DATASET ROWS:
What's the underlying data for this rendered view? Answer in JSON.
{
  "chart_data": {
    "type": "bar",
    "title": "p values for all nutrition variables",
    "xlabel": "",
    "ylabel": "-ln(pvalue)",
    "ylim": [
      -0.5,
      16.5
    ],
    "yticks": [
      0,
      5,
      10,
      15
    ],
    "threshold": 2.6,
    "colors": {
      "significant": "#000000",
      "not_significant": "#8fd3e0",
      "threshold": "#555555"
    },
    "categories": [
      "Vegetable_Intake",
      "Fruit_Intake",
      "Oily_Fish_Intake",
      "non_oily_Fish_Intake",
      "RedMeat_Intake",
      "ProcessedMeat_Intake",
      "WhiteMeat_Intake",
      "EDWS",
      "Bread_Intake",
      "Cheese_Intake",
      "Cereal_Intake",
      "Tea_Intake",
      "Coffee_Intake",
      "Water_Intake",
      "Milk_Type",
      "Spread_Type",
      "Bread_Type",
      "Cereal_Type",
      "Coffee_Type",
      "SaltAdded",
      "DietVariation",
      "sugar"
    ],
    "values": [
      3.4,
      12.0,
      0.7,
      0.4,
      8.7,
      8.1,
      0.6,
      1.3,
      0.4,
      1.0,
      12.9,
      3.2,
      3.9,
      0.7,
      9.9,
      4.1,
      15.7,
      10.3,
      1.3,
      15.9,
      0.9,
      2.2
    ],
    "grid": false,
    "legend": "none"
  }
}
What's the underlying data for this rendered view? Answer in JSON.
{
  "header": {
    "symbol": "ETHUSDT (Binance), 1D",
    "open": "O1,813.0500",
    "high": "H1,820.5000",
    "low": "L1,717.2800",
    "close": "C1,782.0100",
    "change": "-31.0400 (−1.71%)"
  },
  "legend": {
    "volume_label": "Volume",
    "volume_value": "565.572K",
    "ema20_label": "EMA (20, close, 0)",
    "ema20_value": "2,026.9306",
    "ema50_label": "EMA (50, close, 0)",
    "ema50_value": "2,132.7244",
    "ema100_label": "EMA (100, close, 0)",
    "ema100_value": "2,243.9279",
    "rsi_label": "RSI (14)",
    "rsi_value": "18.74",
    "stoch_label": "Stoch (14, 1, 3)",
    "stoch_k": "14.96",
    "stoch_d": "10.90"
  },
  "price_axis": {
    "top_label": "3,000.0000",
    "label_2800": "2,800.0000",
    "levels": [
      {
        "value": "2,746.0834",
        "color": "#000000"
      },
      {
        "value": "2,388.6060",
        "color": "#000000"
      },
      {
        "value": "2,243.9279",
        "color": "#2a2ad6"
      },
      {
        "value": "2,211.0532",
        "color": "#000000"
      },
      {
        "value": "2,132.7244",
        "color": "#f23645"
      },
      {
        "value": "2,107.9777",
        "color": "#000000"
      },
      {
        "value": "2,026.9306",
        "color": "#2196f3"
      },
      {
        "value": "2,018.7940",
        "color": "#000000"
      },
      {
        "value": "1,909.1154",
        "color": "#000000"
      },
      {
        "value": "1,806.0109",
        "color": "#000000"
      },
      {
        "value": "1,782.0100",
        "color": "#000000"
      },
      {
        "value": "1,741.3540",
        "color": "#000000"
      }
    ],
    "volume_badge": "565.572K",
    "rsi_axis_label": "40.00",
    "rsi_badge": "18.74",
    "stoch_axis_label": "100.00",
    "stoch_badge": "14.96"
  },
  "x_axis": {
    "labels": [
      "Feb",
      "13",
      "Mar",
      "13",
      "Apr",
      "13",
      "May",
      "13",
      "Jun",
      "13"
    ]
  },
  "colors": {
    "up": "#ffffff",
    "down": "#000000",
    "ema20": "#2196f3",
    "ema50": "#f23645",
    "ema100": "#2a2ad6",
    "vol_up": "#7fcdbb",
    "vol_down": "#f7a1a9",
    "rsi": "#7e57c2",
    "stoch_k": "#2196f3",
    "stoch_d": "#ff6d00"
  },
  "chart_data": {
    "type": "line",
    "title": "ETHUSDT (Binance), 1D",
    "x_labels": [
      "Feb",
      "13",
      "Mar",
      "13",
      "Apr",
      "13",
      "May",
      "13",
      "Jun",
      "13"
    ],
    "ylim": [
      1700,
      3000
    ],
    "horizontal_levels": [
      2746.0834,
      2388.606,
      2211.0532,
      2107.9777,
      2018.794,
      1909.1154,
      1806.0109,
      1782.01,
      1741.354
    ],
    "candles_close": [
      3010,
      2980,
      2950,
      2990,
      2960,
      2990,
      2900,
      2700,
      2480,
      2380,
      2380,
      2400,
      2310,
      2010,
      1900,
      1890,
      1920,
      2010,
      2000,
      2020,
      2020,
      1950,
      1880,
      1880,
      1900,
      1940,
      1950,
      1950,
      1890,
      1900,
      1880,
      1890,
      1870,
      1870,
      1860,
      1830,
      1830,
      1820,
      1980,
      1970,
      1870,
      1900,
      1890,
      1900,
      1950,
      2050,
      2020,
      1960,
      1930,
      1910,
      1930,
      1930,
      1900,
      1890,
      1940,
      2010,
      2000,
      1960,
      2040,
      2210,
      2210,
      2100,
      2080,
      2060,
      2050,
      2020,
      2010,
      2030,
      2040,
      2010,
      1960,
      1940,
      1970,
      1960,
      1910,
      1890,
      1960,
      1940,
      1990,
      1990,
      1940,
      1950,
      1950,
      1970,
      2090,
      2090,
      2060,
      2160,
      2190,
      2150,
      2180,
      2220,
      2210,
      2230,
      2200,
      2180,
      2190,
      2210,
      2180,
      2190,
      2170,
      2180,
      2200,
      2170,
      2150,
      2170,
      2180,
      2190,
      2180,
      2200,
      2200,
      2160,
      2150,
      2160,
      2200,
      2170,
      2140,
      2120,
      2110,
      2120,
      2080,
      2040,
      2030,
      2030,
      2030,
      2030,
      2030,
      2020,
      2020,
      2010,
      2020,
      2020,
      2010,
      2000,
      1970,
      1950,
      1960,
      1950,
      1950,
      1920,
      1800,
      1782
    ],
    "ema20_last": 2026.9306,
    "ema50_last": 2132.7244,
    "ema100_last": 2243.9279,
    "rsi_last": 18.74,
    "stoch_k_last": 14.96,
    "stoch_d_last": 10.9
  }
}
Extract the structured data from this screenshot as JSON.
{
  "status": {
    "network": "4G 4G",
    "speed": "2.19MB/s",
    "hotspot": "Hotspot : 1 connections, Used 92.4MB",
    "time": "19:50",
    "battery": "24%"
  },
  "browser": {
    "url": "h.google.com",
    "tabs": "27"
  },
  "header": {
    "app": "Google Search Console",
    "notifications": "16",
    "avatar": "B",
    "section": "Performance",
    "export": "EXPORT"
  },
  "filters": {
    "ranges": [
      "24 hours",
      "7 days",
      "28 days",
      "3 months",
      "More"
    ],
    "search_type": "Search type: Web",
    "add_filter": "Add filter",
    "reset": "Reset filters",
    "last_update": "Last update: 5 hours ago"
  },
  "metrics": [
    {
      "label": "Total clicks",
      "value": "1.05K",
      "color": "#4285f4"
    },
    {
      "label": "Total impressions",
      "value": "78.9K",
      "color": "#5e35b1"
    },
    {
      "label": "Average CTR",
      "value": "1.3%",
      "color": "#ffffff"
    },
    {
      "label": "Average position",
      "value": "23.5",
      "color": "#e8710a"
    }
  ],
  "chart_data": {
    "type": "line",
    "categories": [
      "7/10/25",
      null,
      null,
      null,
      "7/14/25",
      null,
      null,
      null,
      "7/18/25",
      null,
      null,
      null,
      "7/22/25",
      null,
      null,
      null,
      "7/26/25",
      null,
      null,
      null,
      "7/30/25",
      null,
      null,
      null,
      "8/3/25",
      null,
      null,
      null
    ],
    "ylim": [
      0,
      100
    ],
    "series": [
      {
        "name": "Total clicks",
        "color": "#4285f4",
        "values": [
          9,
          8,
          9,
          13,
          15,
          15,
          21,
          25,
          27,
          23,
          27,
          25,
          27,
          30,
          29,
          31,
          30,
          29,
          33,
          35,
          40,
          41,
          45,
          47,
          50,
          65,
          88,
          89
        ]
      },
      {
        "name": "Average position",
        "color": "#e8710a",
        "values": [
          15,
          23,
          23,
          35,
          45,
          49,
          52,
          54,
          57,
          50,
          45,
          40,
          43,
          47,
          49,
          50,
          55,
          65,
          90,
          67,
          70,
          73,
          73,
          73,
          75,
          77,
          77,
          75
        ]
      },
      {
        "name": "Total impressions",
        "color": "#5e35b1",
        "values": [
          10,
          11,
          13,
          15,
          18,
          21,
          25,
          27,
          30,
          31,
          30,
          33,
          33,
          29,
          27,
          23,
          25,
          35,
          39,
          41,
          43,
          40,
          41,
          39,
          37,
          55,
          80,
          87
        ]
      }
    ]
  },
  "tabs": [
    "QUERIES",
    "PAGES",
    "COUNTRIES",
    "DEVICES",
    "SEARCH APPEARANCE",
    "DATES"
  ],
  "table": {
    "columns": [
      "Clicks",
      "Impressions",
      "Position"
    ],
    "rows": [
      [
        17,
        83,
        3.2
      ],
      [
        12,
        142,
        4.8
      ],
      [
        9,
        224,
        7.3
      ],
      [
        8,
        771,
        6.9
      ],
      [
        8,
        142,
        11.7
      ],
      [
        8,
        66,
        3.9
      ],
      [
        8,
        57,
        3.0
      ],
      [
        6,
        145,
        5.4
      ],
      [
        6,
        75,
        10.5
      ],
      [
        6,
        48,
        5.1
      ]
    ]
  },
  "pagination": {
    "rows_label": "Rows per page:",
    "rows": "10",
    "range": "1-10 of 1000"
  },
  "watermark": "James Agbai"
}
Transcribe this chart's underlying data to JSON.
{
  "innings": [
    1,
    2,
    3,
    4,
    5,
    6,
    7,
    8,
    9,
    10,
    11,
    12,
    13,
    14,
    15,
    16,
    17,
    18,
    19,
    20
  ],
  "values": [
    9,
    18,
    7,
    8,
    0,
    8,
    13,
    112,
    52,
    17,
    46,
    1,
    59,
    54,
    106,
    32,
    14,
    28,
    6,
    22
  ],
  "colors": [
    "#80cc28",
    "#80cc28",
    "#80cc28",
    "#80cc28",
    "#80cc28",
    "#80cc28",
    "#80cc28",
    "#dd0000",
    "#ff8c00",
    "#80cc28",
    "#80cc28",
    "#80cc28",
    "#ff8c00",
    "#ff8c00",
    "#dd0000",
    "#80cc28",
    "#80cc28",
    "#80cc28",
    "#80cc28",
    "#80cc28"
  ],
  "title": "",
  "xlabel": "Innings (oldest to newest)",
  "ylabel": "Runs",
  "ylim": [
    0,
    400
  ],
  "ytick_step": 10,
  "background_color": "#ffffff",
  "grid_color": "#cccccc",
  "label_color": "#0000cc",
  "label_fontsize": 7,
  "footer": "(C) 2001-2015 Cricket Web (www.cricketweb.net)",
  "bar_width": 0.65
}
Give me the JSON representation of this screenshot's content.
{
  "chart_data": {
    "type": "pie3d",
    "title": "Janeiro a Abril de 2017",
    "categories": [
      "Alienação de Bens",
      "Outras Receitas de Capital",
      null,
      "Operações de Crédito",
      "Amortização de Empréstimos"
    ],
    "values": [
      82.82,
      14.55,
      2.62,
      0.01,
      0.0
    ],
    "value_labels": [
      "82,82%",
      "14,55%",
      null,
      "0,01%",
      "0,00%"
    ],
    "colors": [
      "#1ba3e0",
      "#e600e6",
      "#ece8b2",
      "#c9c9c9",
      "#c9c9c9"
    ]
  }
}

STATED TASK: Give back exactly the lines beginning at the one with "Give me the" and ending at the final line of the material; both boundary lines belong in it.

RESPONSE TO THIS EXERCISE:
Give me the JSON representation of this screenshot's content.
{
  "chart_data": {
    "type": "pie3d",
    "title": "Janeiro a Abril de 2017",
    "categories": [
      "Alienação de Bens",
      "Outras Receitas de Capital",
      null,
      "Operações de Crédito",
      "Amortização de Empréstimos"
    ],
    "values": [
      82.82,
      14.55,
      2.62,
      0.01,
      0.0
    ],
    "value_labels": [
      "82,82%",
      "14,55%",
      null,
      "0,01%",
      "0,00%"
    ],
    "colors": [
      "#1ba3e0",
      "#e600e6",
      "#ece8b2",
      "#c9c9c9",
      "#c9c9c9"
    ]
  }
}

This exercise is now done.